> _GIVEN REQUEST_
Restate the records below word for word, and omit the images they hold.

> _DATASET EXTRACT_
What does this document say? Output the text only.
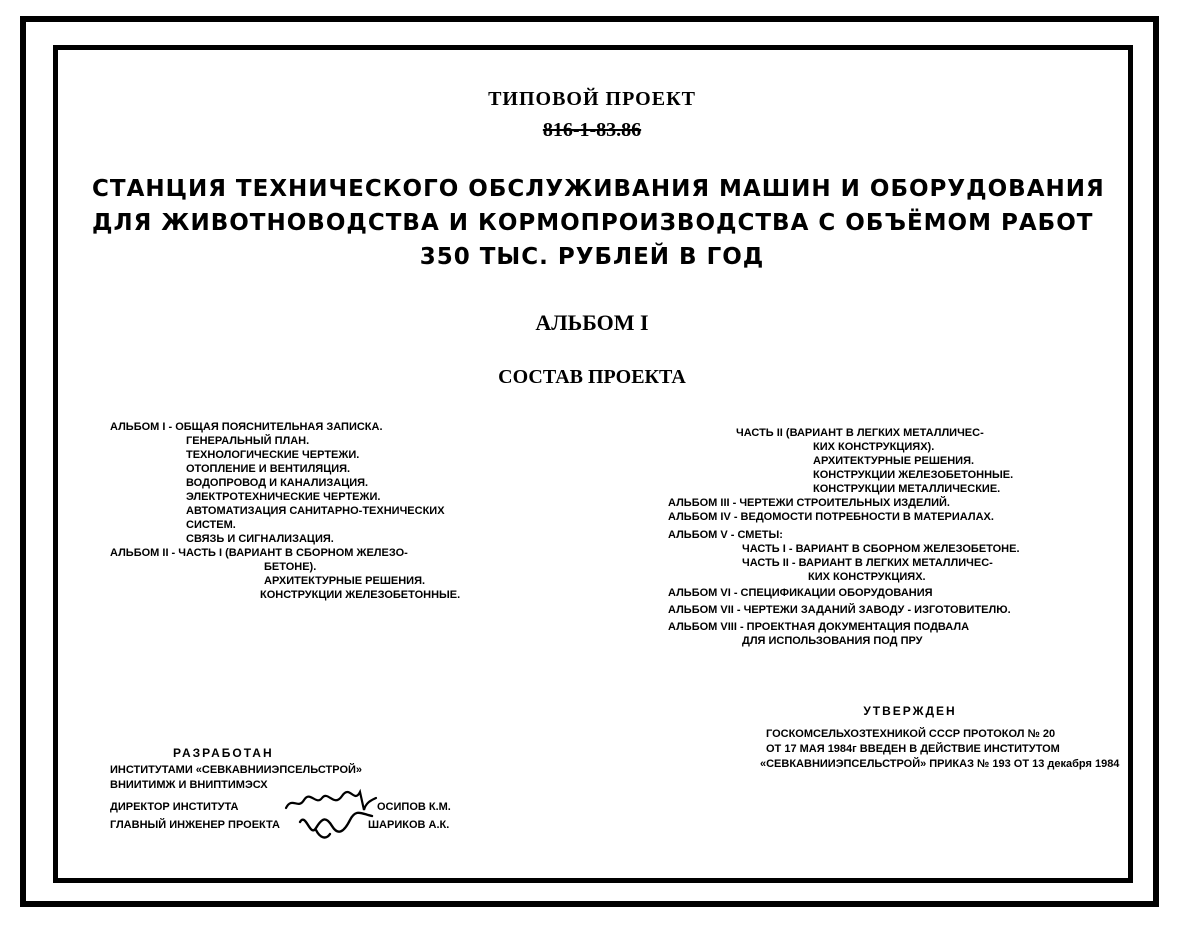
ТИПОВОЙ ПРОЕКТ
816-1-83.86
СТАНЦИЯ ТЕХНИЧЕСКОГО ОБСЛУЖИВАНИЯ МАШИН И ОБОРУДОВАНИЯ
ДЛЯ ЖИВОТНОВОДСТВА И КОРМОПРОИЗВОДСТВА С ОБЪЁМОМ РАБОТ
350 ТЫС. РУБЛЕЙ В ГОД
АЛЬБОМ I
СОСТАВ ПРОЕКТА
АЛЬБОМ I - ОБЩАЯ ПОЯСНИТЕЛЬНАЯ ЗАПИСКА.
ГЕНЕРАЛЬНЫЙ ПЛАН.
ТЕХНОЛОГИЧЕСКИЕ ЧЕРТЕЖИ.
ОТОПЛЕНИЕ И ВЕНТИЛЯЦИЯ.
ВОДОПРОВОД И КАНАЛИЗАЦИЯ.
ЭЛЕКТРОТЕХНИЧЕСКИЕ ЧЕРТЕЖИ.
АВТОМАТИЗАЦИЯ САНИТАРНО-ТЕХНИЧЕСКИХ
СИСТЕМ.
СВЯЗЬ И СИГНАЛИЗАЦИЯ.
АЛЬБОМ II - ЧАСТЬ I (ВАРИАНТ В СБОРНОМ ЖЕЛЕЗО-
БЕТОНЕ).
АРХИТЕКТУРНЫЕ РЕШЕНИЯ.
КОНСТРУКЦИИ ЖЕЛЕЗОБЕТОННЫЕ.
ЧАСТЬ II (ВАРИАНТ В ЛЕГКИХ МЕТАЛЛИЧЕС-
КИХ КОНСТРУКЦИЯХ).
АРХИТЕКТУРНЫЕ РЕШЕНИЯ.
КОНСТРУКЦИИ ЖЕЛЕЗОБЕТОННЫЕ.
КОНСТРУКЦИИ МЕТАЛЛИЧЕСКИЕ.
АЛЬБОМ III - ЧЕРТЕЖИ СТРОИТЕЛЬНЫХ ИЗДЕЛИЙ.
АЛЬБОМ IV - ВЕДОМОСТИ ПОТРЕБНОСТИ В МАТЕРИАЛАХ.
АЛЬБОМ V - СМЕТЫ:
ЧАСТЬ I - ВАРИАНТ В СБОРНОМ ЖЕЛЕЗОБЕТОНЕ.
ЧАСТЬ II - ВАРИАНТ В ЛЕГКИХ МЕТАЛЛИЧЕС-
КИХ КОНСТРУКЦИЯХ.
АЛЬБОМ VI - СПЕЦИФИКАЦИИ ОБОРУДОВАНИЯ
АЛЬБОМ VII - ЧЕРТЕЖИ ЗАДАНИЙ ЗАВОДУ - ИЗГОТОВИТЕЛЮ.
АЛЬБОМ VIII - ПРОЕКТНАЯ ДОКУМЕНТАЦИЯ ПОДВАЛА
ДЛЯ ИСПОЛЬЗОВАНИЯ ПОД ПРУ
УТВЕРЖДЕН
ГОСКОМСЕЛЬХОЗТЕХНИКОЙ СССР ПРОТОКОЛ № 20
ОТ 17 МАЯ 1984г ВВЕДЕН В ДЕЙСТВИЕ ИНСТИТУТОМ
«СЕВКАВНИИЭПСЕЛЬСТРОЙ» ПРИКАЗ № 193 ОТ 13 декабря 1984
РАЗРАБОТАН
ИНСТИТУТАМИ «СЕВКАВНИИЭПСЕЛЬСТРОЙ»
ВНИИТИМЖ И ВНИПТИМЭСХ
ДИРЕКТОР ИНСТИТУТА	ОСИПОВ К.М.
ГЛАВНЫЙ ИНЖЕНЕР ПРОЕКТА	ШАРИКОВ А.К.
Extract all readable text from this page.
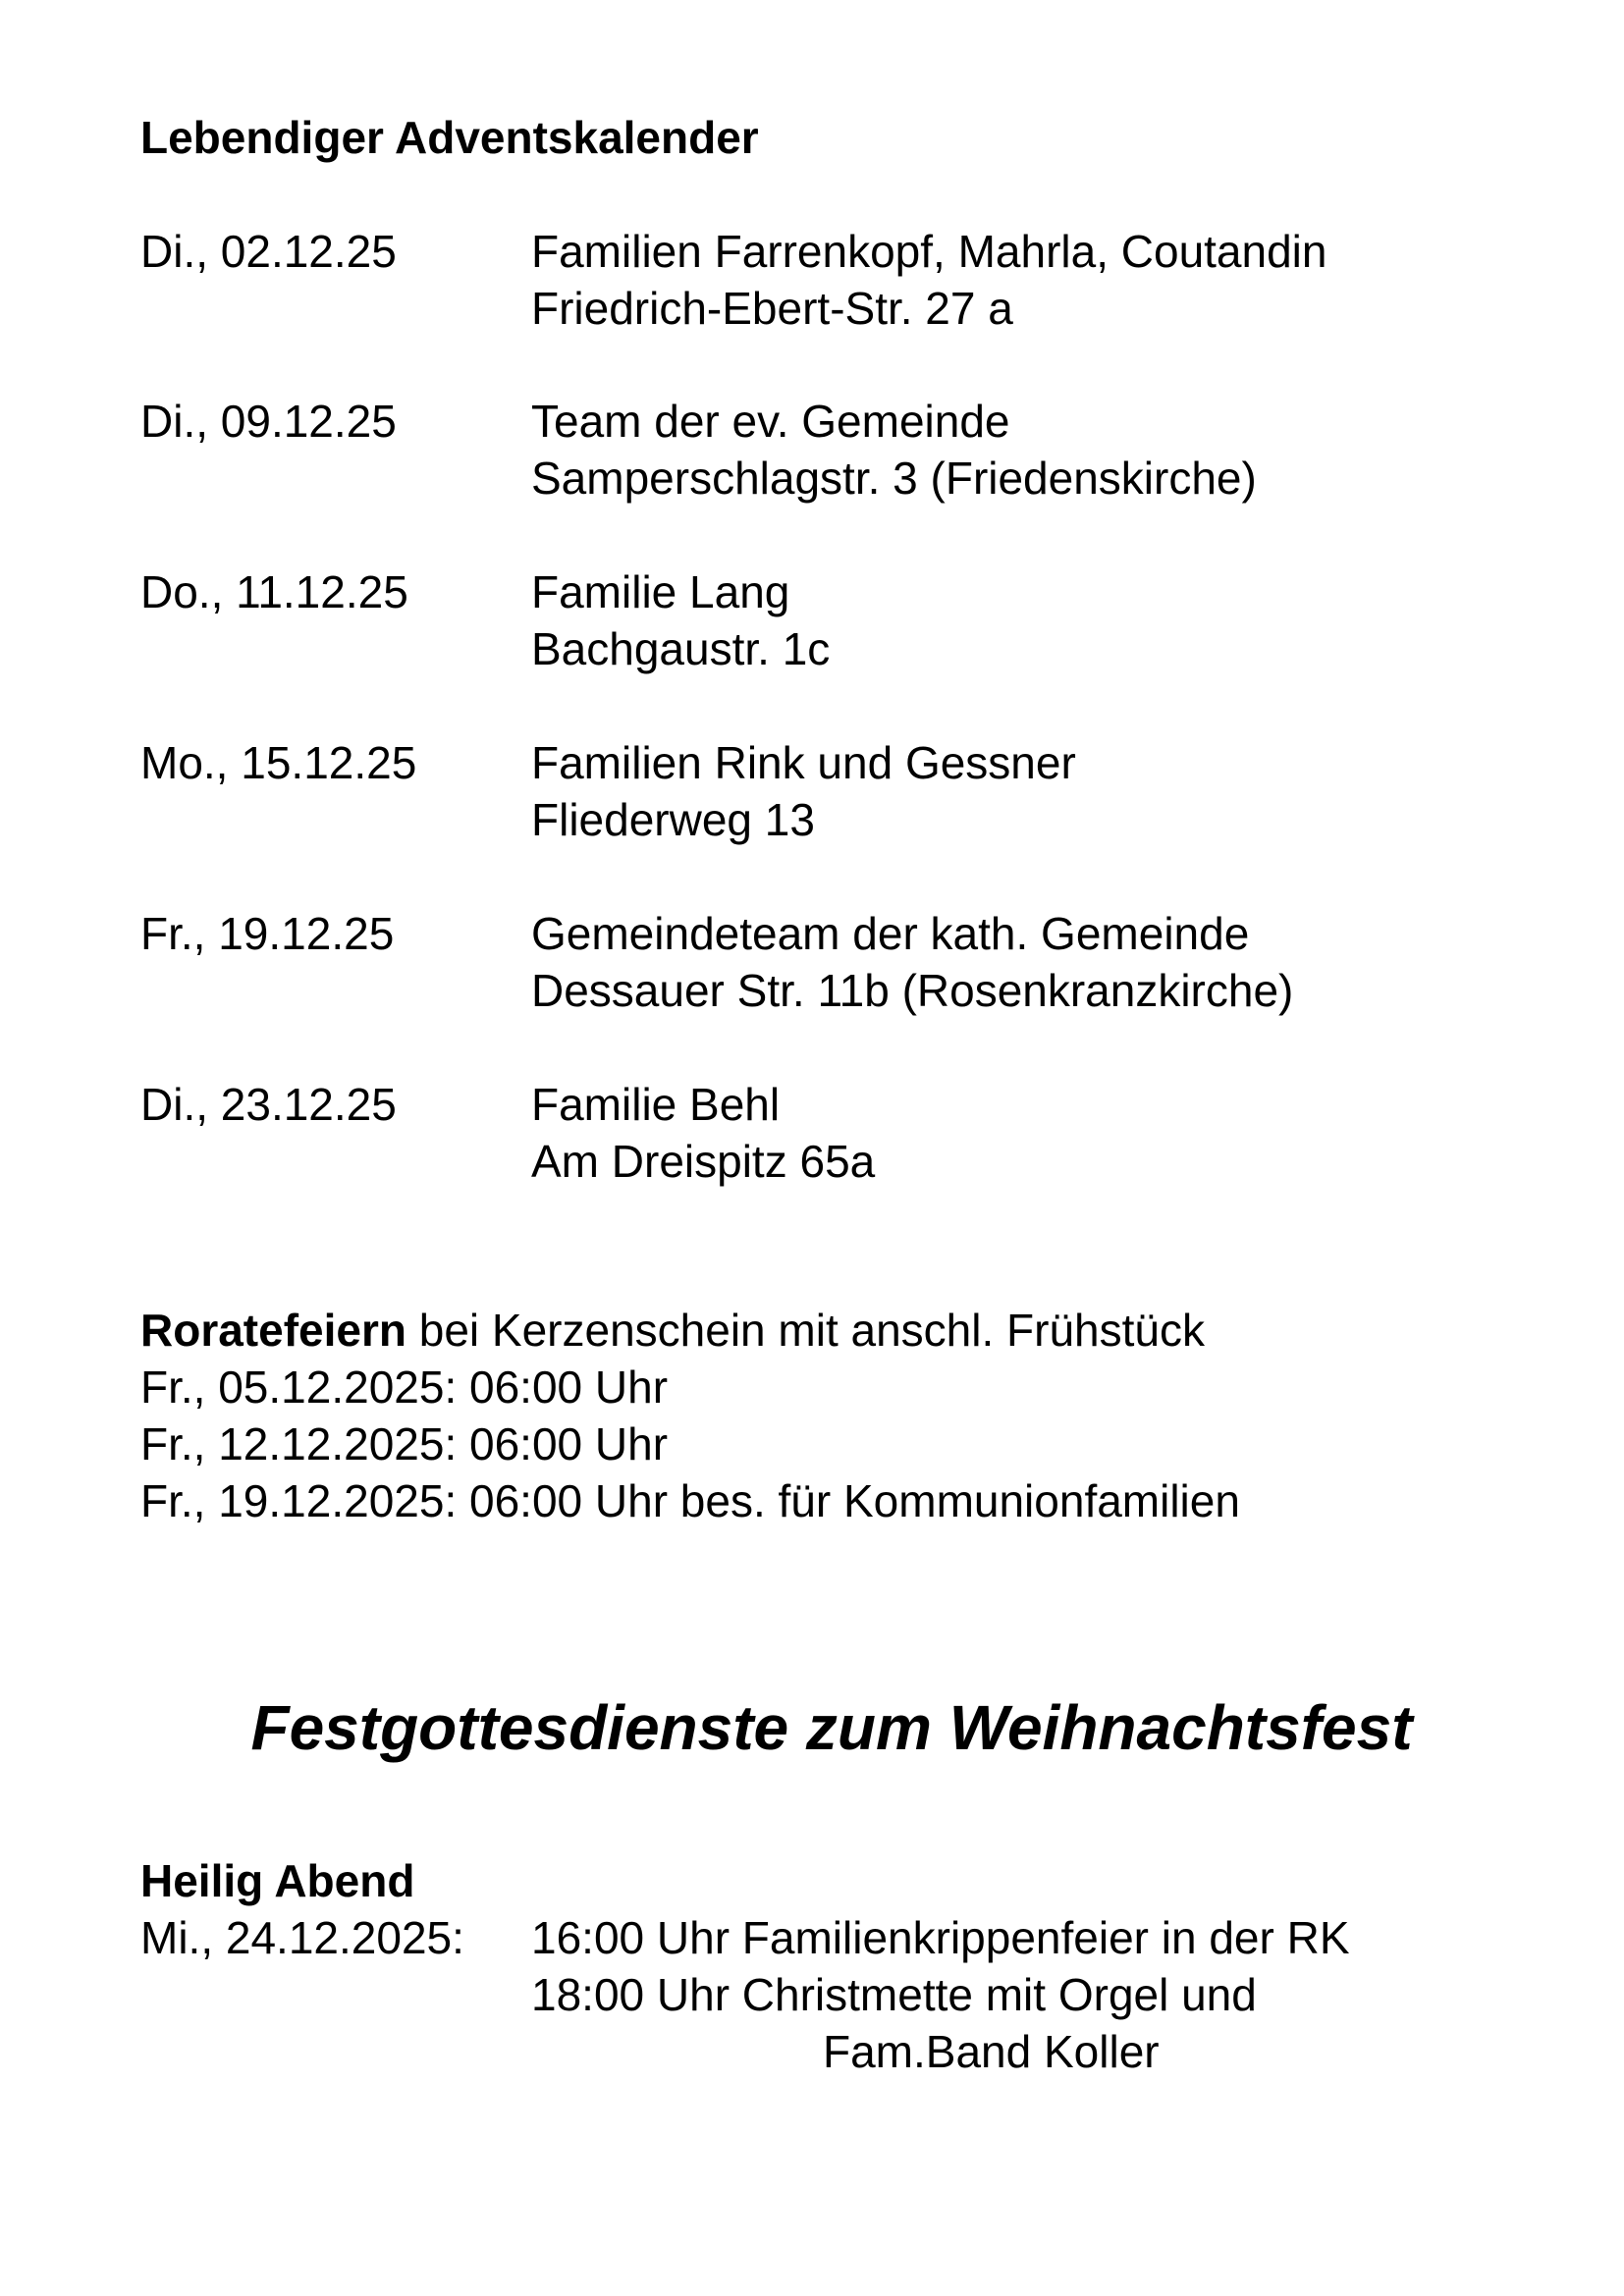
Lebendiger Adventskalender

Di., 02.12.25	Familien Farrenkopf, Mahrla, Coutandin

Friedrich-Ebert-Str. 27 a

Di., 09.12.25	Team der ev. Gemeinde

Samperschlagstr. 3 (Friedenskirche)

Do., 11.12.25	Familie Lang

Bachgaustr. 1c

Mo., 15.12.25	Familien Rink und Gessner

Fliederweg 13

Fr., 19.12.25	Gemeindeteam der kath. Gemeinde

Dessauer Str. 11b (Rosenkranzkirche)

Di., 23.12.25	Familie Behl

Am Dreispitz 65a

Roratefeiern bei Kerzenschein mit anschl. Frühstück

Fr., 05.12.2025: 06:00 Uhr

Fr., 12.12.2025: 06:00 Uhr

Fr., 19.12.2025: 06:00 Uhr bes. für Kommunionfamilien

Festgottesdienste zum Weihnachtsfest

Heilig Abend

Mi., 24.12.2025: 16:00 Uhr Familienkrippenfeier in der RK

18:00 Uhr Christmette mit Orgel und

Fam.Band Koller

> _OUTPUT OF THE TASK_
What does this document say? Output the text only.
ТИПОВОЙ ПРОЕКТ
816-1-83.86
СТАНЦИЯ ТЕХНИЧЕСКОГО ОБСЛУЖИВАНИЯ МАШИН И ОБОРУДОВАНИЯ
ДЛЯ ЖИВОТНОВОДСТВА И КОРМОПРОИЗВОДСТВА С ОБЪЁМОМ РАБОТ
350 ТЫС. РУБЛЕЙ В ГОД
АЛЬБОМ I
СОСТАВ ПРОЕКТА
АЛЬБОМ I - ОБЩАЯ ПОЯСНИТЕЛЬНАЯ ЗАПИСКА.
ГЕНЕРАЛЬНЫЙ ПЛАН.
ТЕХНОЛОГИЧЕСКИЕ ЧЕРТЕЖИ.
ОТОПЛЕНИЕ И ВЕНТИЛЯЦИЯ.
ВОДОПРОВОД И КАНАЛИЗАЦИЯ.
ЭЛЕКТРОТЕХНИЧЕСКИЕ ЧЕРТЕЖИ.
АВТОМАТИЗАЦИЯ САНИТАРНО-ТЕХНИЧЕСКИХ
СИСТЕМ.
СВЯЗЬ И СИГНАЛИЗАЦИЯ.
АЛЬБОМ II - ЧАСТЬ I (ВАРИАНТ В СБОРНОМ ЖЕЛЕЗО-
БЕТОНЕ).
АРХИТЕКТУРНЫЕ РЕШЕНИЯ.
КОНСТРУКЦИИ ЖЕЛЕЗОБЕТОННЫЕ.
ЧАСТЬ II (ВАРИАНТ В ЛЕГКИХ МЕТАЛЛИЧЕС-
КИХ КОНСТРУКЦИЯХ).
АРХИТЕКТУРНЫЕ РЕШЕНИЯ.
КОНСТРУКЦИИ ЖЕЛЕЗОБЕТОННЫЕ.
КОНСТРУКЦИИ МЕТАЛЛИЧЕСКИЕ.
АЛЬБОМ III - ЧЕРТЕЖИ СТРОИТЕЛЬНЫХ ИЗДЕЛИЙ.
АЛЬБОМ IV - ВЕДОМОСТИ ПОТРЕБНОСТИ В МАТЕРИАЛАХ.
АЛЬБОМ V - СМЕТЫ:
ЧАСТЬ I - ВАРИАНТ В СБОРНОМ ЖЕЛЕЗОБЕТОНЕ.
ЧАСТЬ II - ВАРИАНТ В ЛЕГКИХ МЕТАЛЛИЧЕС-
КИХ КОНСТРУКЦИЯХ.
АЛЬБОМ VI - СПЕЦИФИКАЦИИ ОБОРУДОВАНИЯ
АЛЬБОМ VII - ЧЕРТЕЖИ ЗАДАНИЙ ЗАВОДУ - ИЗГОТОВИТЕЛЮ.
АЛЬБОМ VIII - ПРОЕКТНАЯ ДОКУМЕНТАЦИЯ ПОДВАЛА
ДЛЯ ИСПОЛЬЗОВАНИЯ ПОД ПРУ
УТВЕРЖДЕН
ГОСКОМСЕЛЬХОЗТЕХНИКОЙ СССР ПРОТОКОЛ № 20
ОТ 17 МАЯ 1984г ВВЕДЕН В ДЕЙСТВИЕ ИНСТИТУТОМ
«СЕВКАВНИИЭПСЕЛЬСТРОЙ» ПРИКАЗ № 193 ОТ 13 декабря 1984
РАЗРАБОТАН
ИНСТИТУТАМИ «СЕВКАВНИИЭПСЕЛЬСТРОЙ»
ВНИИТИМЖ И ВНИПТИМЭСХ
ДИРЕКТОР ИНСТИТУТА	ОСИПОВ К.М.
ГЛАВНЫЙ ИНЖЕНЕР ПРОЕКТА	ШАРИКОВ А.К.
Extract all readable text from this page.
Lebendiger Adventskalender

Di., 02.12.25	Familien Farrenkopf, Mahrla, Coutandin

Friedrich-Ebert-Str. 27 a

Di., 09.12.25	Team der ev. Gemeinde

Samperschlagstr. 3 (Friedenskirche)

Do., 11.12.25	Familie Lang

Bachgaustr. 1c

Mo., 15.12.25	Familien Rink und Gessner

Fliederweg 13

Fr., 19.12.25	Gemeindeteam der kath. Gemeinde

Dessauer Str. 11b (Rosenkranzkirche)

Di., 23.12.25	Familie Behl

Am Dreispitz 65a

Roratefeiern bei Kerzenschein mit anschl. Frühstück

Fr., 05.12.2025: 06:00 Uhr

Fr., 12.12.2025: 06:00 Uhr

Fr., 19.12.2025: 06:00 Uhr bes. für Kommunionfamilien

Festgottesdienste zum Weihnachtsfest

Heilig Abend

Mi., 24.12.2025: 16:00 Uhr Familienkrippenfeier in der RK

18:00 Uhr Christmette mit Orgel und

Fam.Band Koller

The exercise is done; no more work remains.